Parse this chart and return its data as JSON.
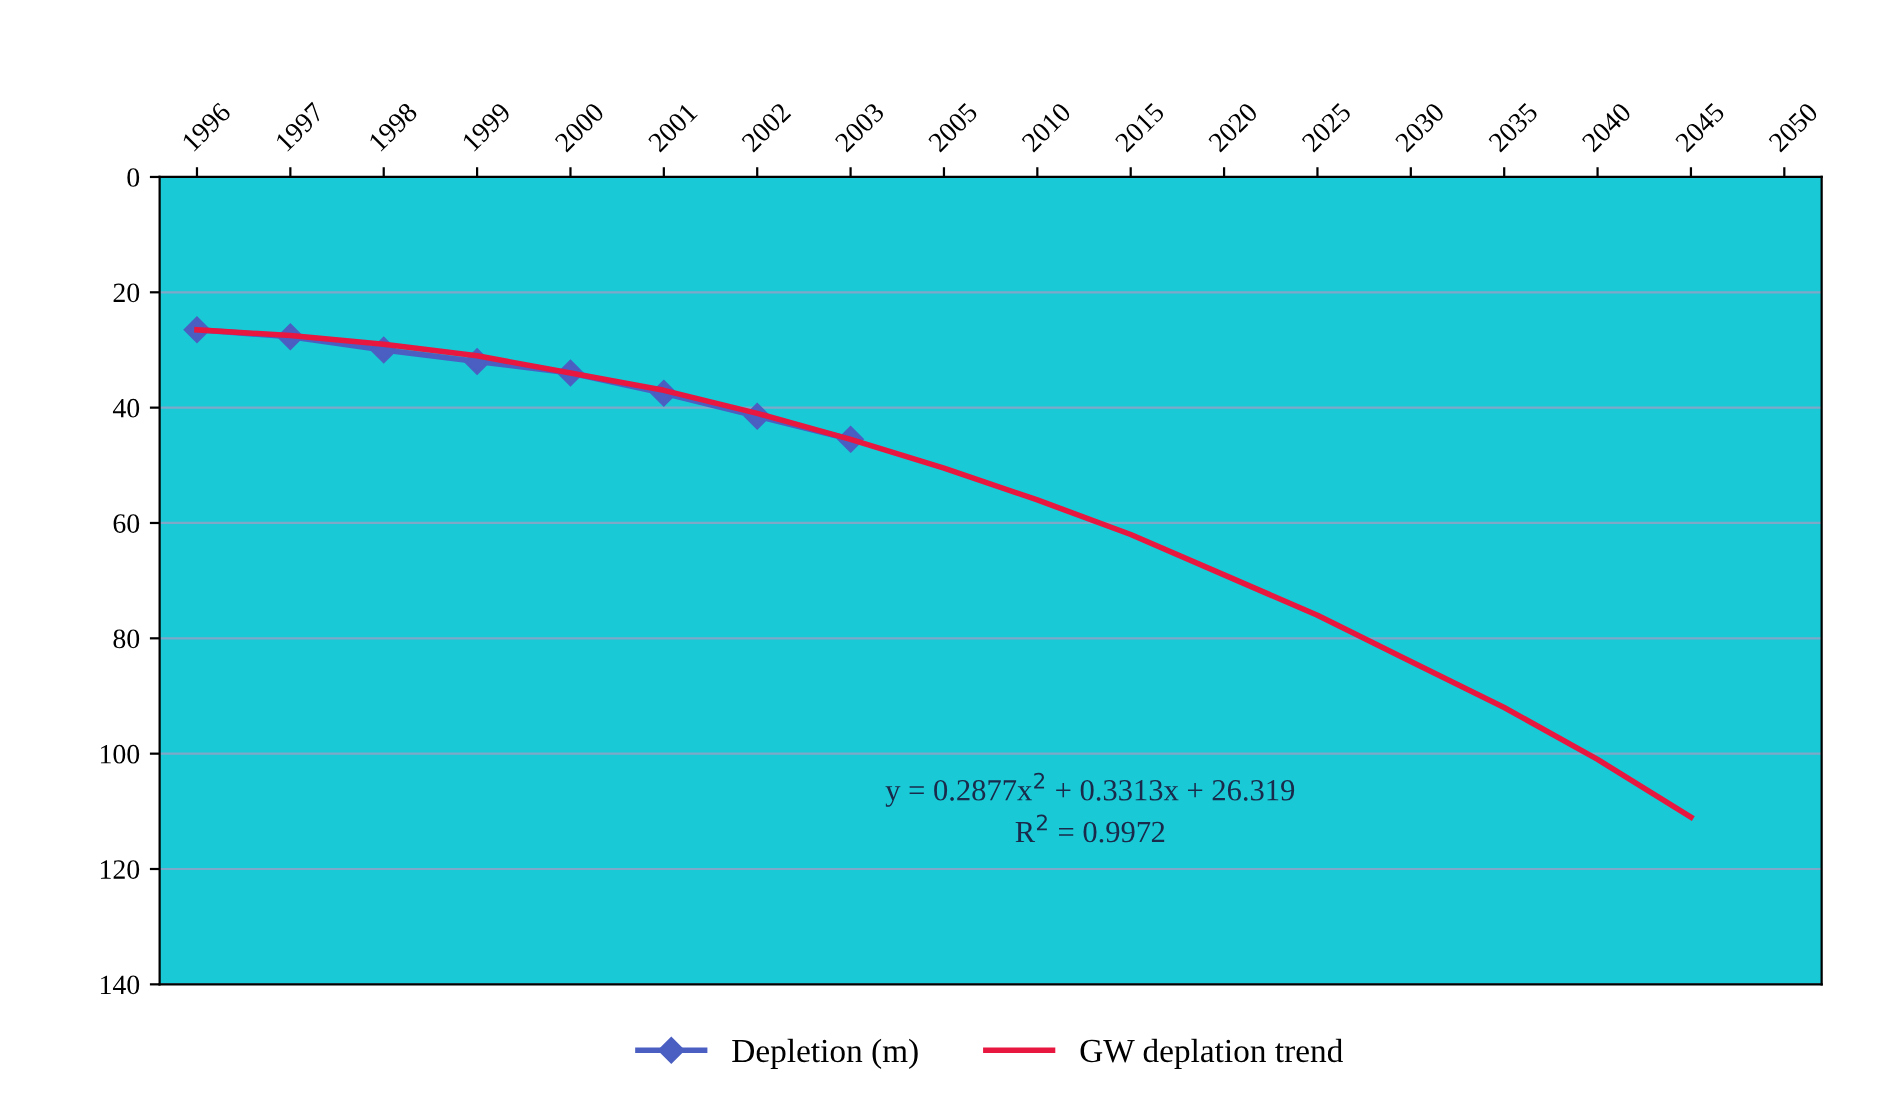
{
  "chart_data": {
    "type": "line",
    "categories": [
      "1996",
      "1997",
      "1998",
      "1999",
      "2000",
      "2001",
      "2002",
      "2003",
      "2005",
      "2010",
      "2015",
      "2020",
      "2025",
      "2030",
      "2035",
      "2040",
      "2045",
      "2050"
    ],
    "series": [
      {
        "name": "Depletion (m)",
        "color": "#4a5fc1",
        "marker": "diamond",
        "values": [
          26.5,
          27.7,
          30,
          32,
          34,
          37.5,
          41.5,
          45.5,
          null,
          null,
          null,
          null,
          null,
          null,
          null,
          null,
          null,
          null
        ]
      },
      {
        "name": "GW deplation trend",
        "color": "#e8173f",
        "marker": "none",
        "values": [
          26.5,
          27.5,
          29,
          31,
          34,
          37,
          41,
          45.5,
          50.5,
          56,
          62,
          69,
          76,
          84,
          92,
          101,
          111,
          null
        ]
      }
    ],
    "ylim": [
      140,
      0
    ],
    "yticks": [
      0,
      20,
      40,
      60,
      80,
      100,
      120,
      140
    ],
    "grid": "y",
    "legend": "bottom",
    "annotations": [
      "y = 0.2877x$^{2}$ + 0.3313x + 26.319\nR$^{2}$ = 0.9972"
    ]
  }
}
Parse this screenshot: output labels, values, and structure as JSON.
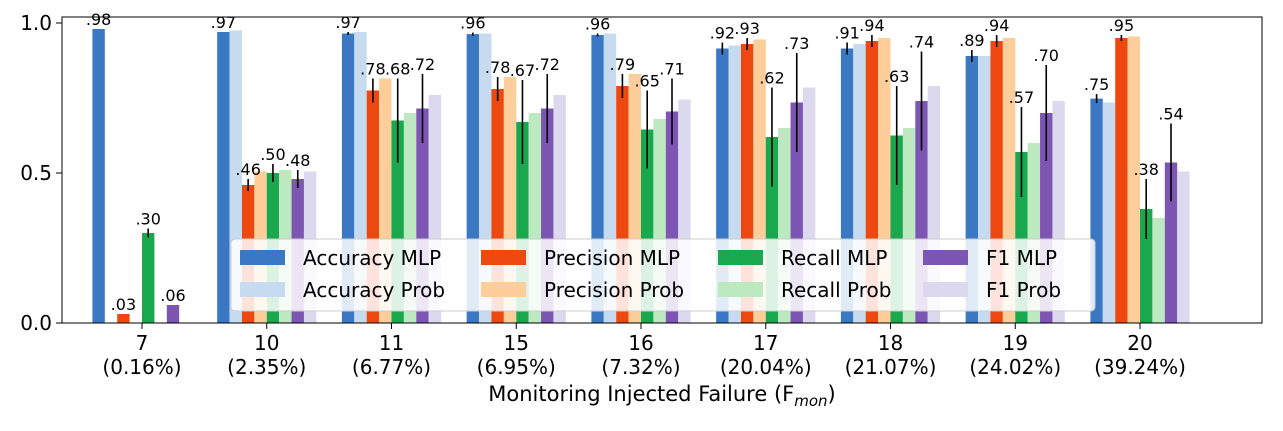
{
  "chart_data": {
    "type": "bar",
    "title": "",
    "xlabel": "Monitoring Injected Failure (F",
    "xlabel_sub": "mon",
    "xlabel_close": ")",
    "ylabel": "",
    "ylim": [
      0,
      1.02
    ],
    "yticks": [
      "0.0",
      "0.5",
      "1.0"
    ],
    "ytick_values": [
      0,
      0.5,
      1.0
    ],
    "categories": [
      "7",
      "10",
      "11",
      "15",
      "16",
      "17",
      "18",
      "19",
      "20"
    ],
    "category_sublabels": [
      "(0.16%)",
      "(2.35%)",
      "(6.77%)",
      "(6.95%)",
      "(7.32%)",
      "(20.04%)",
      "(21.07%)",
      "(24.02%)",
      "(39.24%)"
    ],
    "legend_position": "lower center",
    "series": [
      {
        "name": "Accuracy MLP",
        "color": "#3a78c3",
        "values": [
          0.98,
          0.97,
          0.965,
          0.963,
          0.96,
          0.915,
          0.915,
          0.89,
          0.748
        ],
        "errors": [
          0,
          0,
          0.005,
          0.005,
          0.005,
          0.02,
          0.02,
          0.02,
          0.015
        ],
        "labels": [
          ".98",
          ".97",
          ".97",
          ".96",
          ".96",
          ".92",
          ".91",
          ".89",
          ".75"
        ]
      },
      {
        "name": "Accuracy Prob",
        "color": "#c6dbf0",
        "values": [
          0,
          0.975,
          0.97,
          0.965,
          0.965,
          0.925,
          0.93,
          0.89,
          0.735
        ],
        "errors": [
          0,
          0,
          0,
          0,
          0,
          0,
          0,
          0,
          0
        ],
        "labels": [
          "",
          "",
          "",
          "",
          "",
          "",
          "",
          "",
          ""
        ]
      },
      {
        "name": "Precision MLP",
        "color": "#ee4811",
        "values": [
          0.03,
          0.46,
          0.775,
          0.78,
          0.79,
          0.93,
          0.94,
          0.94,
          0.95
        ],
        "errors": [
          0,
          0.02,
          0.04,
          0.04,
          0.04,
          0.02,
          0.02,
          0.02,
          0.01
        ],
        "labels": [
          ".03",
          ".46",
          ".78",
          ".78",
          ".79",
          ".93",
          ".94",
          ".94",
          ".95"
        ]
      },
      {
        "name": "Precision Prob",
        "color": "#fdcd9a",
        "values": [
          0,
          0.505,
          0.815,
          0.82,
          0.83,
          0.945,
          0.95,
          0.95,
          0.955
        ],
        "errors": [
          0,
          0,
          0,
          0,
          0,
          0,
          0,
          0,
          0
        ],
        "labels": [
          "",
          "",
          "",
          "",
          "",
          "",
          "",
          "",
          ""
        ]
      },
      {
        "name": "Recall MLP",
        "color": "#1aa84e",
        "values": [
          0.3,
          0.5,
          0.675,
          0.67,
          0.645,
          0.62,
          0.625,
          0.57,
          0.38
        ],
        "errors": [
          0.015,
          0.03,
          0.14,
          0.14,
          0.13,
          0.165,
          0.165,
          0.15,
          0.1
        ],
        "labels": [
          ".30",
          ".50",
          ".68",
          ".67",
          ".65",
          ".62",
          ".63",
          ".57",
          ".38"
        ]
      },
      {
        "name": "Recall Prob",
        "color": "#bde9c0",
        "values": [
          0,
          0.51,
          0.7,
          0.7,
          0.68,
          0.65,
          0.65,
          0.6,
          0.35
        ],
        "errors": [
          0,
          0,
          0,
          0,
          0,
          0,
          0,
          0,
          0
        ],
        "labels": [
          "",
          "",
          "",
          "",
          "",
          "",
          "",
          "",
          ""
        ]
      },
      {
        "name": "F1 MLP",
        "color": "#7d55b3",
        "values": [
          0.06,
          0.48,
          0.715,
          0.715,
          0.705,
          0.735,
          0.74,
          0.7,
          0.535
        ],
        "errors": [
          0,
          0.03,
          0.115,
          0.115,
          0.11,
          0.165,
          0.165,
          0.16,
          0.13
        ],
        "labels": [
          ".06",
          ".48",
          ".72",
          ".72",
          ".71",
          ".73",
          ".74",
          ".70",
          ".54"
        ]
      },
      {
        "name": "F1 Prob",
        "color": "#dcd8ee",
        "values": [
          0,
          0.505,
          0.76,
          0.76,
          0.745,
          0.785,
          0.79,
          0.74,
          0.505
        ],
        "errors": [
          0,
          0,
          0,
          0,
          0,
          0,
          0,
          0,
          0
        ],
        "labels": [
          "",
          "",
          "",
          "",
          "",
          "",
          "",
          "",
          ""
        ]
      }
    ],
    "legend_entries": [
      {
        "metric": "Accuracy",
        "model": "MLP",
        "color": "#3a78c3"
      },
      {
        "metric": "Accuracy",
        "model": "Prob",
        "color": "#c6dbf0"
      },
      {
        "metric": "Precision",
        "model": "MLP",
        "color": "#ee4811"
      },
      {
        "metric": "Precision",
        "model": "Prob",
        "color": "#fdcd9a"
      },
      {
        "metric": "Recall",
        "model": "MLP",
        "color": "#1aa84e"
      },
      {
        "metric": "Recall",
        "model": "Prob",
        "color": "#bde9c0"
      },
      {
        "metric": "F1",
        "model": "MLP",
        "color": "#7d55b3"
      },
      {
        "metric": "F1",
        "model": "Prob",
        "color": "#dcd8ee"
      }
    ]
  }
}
□ □ □ □ □ □ □
◆ GOAL
What you return should match the records above word for word, minus the pictures.

◆ EXERCISE RESPONSE
Parse this chart and return its data as JSON.
{
  "chart_data": {
    "type": "line",
    "categories": [
      "1996",
      "1997",
      "1998",
      "1999",
      "2000",
      "2001",
      "2002",
      "2003",
      "2005",
      "2010",
      "2015",
      "2020",
      "2025",
      "2030",
      "2035",
      "2040",
      "2045",
      "2050"
    ],
    "series": [
      {
        "name": "Depletion (m)",
        "color": "#4a5fc1",
        "marker": "diamond",
        "values": [
          26.5,
          27.7,
          30,
          32,
          34,
          37.5,
          41.5,
          45.5,
          null,
          null,
          null,
          null,
          null,
          null,
          null,
          null,
          null,
          null
        ]
      },
      {
        "name": "GW deplation trend",
        "color": "#e8173f",
        "marker": "none",
        "values": [
          26.5,
          27.5,
          29,
          31,
          34,
          37,
          41,
          45.5,
          50.5,
          56,
          62,
          69,
          76,
          84,
          92,
          101,
          111,
          null
        ]
      }
    ],
    "ylim": [
      140,
      0
    ],
    "yticks": [
      0,
      20,
      40,
      60,
      80,
      100,
      120,
      140
    ],
    "grid": "y",
    "legend": "bottom",
    "annotations": [
      "y = 0.2877x$^{2}$ + 0.3313x + 26.319\nR$^{2}$ = 0.9972"
    ]
  }
}
Parse this screenshot: output labels, values, and structure as JSON.
{
  "chart_data": {
    "type": "bar",
    "title": "",
    "xlabel": "Monitoring Injected Failure (F",
    "xlabel_sub": "mon",
    "xlabel_close": ")",
    "ylabel": "",
    "ylim": [
      0,
      1.02
    ],
    "yticks": [
      "0.0",
      "0.5",
      "1.0"
    ],
    "ytick_values": [
      0,
      0.5,
      1.0
    ],
    "categories": [
      "7",
      "10",
      "11",
      "15",
      "16",
      "17",
      "18",
      "19",
      "20"
    ],
    "category_sublabels": [
      "(0.16%)",
      "(2.35%)",
      "(6.77%)",
      "(6.95%)",
      "(7.32%)",
      "(20.04%)",
      "(21.07%)",
      "(24.02%)",
      "(39.24%)"
    ],
    "legend_position": "lower center",
    "series": [
      {
        "name": "Accuracy MLP",
        "color": "#3a78c3",
        "values": [
          0.98,
          0.97,
          0.965,
          0.963,
          0.96,
          0.915,
          0.915,
          0.89,
          0.748
        ],
        "errors": [
          0,
          0,
          0.005,
          0.005,
          0.005,
          0.02,
          0.02,
          0.02,
          0.015
        ],
        "labels": [
          ".98",
          ".97",
          ".97",
          ".96",
          ".96",
          ".92",
          ".91",
          ".89",
          ".75"
        ]
      },
      {
        "name": "Accuracy Prob",
        "color": "#c6dbf0",
        "values": [
          0,
          0.975,
          0.97,
          0.965,
          0.965,
          0.925,
          0.93,
          0.89,
          0.735
        ],
        "errors": [
          0,
          0,
          0,
          0,
          0,
          0,
          0,
          0,
          0
        ],
        "labels": [
          "",
          "",
          "",
          "",
          "",
          "",
          "",
          "",
          ""
        ]
      },
      {
        "name": "Precision MLP",
        "color": "#ee4811",
        "values": [
          0.03,
          0.46,
          0.775,
          0.78,
          0.79,
          0.93,
          0.94,
          0.94,
          0.95
        ],
        "errors": [
          0,
          0.02,
          0.04,
          0.04,
          0.04,
          0.02,
          0.02,
          0.02,
          0.01
        ],
        "labels": [
          ".03",
          ".46",
          ".78",
          ".78",
          ".79",
          ".93",
          ".94",
          ".94",
          ".95"
        ]
      },
      {
        "name": "Precision Prob",
        "color": "#fdcd9a",
        "values": [
          0,
          0.505,
          0.815,
          0.82,
          0.83,
          0.945,
          0.95,
          0.95,
          0.955
        ],
        "errors": [
          0,
          0,
          0,
          0,
          0,
          0,
          0,
          0,
          0
        ],
        "labels": [
          "",
          "",
          "",
          "",
          "",
          "",
          "",
          "",
          ""
        ]
      },
      {
        "name": "Recall MLP",
        "color": "#1aa84e",
        "values": [
          0.3,
          0.5,
          0.675,
          0.67,
          0.645,
          0.62,
          0.625,
          0.57,
          0.38
        ],
        "errors": [
          0.015,
          0.03,
          0.14,
          0.14,
          0.13,
          0.165,
          0.165,
          0.15,
          0.1
        ],
        "labels": [
          ".30",
          ".50",
          ".68",
          ".67",
          ".65",
          ".62",
          ".63",
          ".57",
          ".38"
        ]
      },
      {
        "name": "Recall Prob",
        "color": "#bde9c0",
        "values": [
          0,
          0.51,
          0.7,
          0.7,
          0.68,
          0.65,
          0.65,
          0.6,
          0.35
        ],
        "errors": [
          0,
          0,
          0,
          0,
          0,
          0,
          0,
          0,
          0
        ],
        "labels": [
          "",
          "",
          "",
          "",
          "",
          "",
          "",
          "",
          ""
        ]
      },
      {
        "name": "F1 MLP",
        "color": "#7d55b3",
        "values": [
          0.06,
          0.48,
          0.715,
          0.715,
          0.705,
          0.735,
          0.74,
          0.7,
          0.535
        ],
        "errors": [
          0,
          0.03,
          0.115,
          0.115,
          0.11,
          0.165,
          0.165,
          0.16,
          0.13
        ],
        "labels": [
          ".06",
          ".48",
          ".72",
          ".72",
          ".71",
          ".73",
          ".74",
          ".70",
          ".54"
        ]
      },
      {
        "name": "F1 Prob",
        "color": "#dcd8ee",
        "values": [
          0,
          0.505,
          0.76,
          0.76,
          0.745,
          0.785,
          0.79,
          0.74,
          0.505
        ],
        "errors": [
          0,
          0,
          0,
          0,
          0,
          0,
          0,
          0,
          0
        ],
        "labels": [
          "",
          "",
          "",
          "",
          "",
          "",
          "",
          "",
          ""
        ]
      }
    ],
    "legend_entries": [
      {
        "metric": "Accuracy",
        "model": "MLP",
        "color": "#3a78c3"
      },
      {
        "metric": "Accuracy",
        "model": "Prob",
        "color": "#c6dbf0"
      },
      {
        "metric": "Precision",
        "model": "MLP",
        "color": "#ee4811"
      },
      {
        "metric": "Precision",
        "model": "Prob",
        "color": "#fdcd9a"
      },
      {
        "metric": "Recall",
        "model": "MLP",
        "color": "#1aa84e"
      },
      {
        "metric": "Recall",
        "model": "Prob",
        "color": "#bde9c0"
      },
      {
        "metric": "F1",
        "model": "MLP",
        "color": "#7d55b3"
      },
      {
        "metric": "F1",
        "model": "Prob",
        "color": "#dcd8ee"
      }
    ]
  }
}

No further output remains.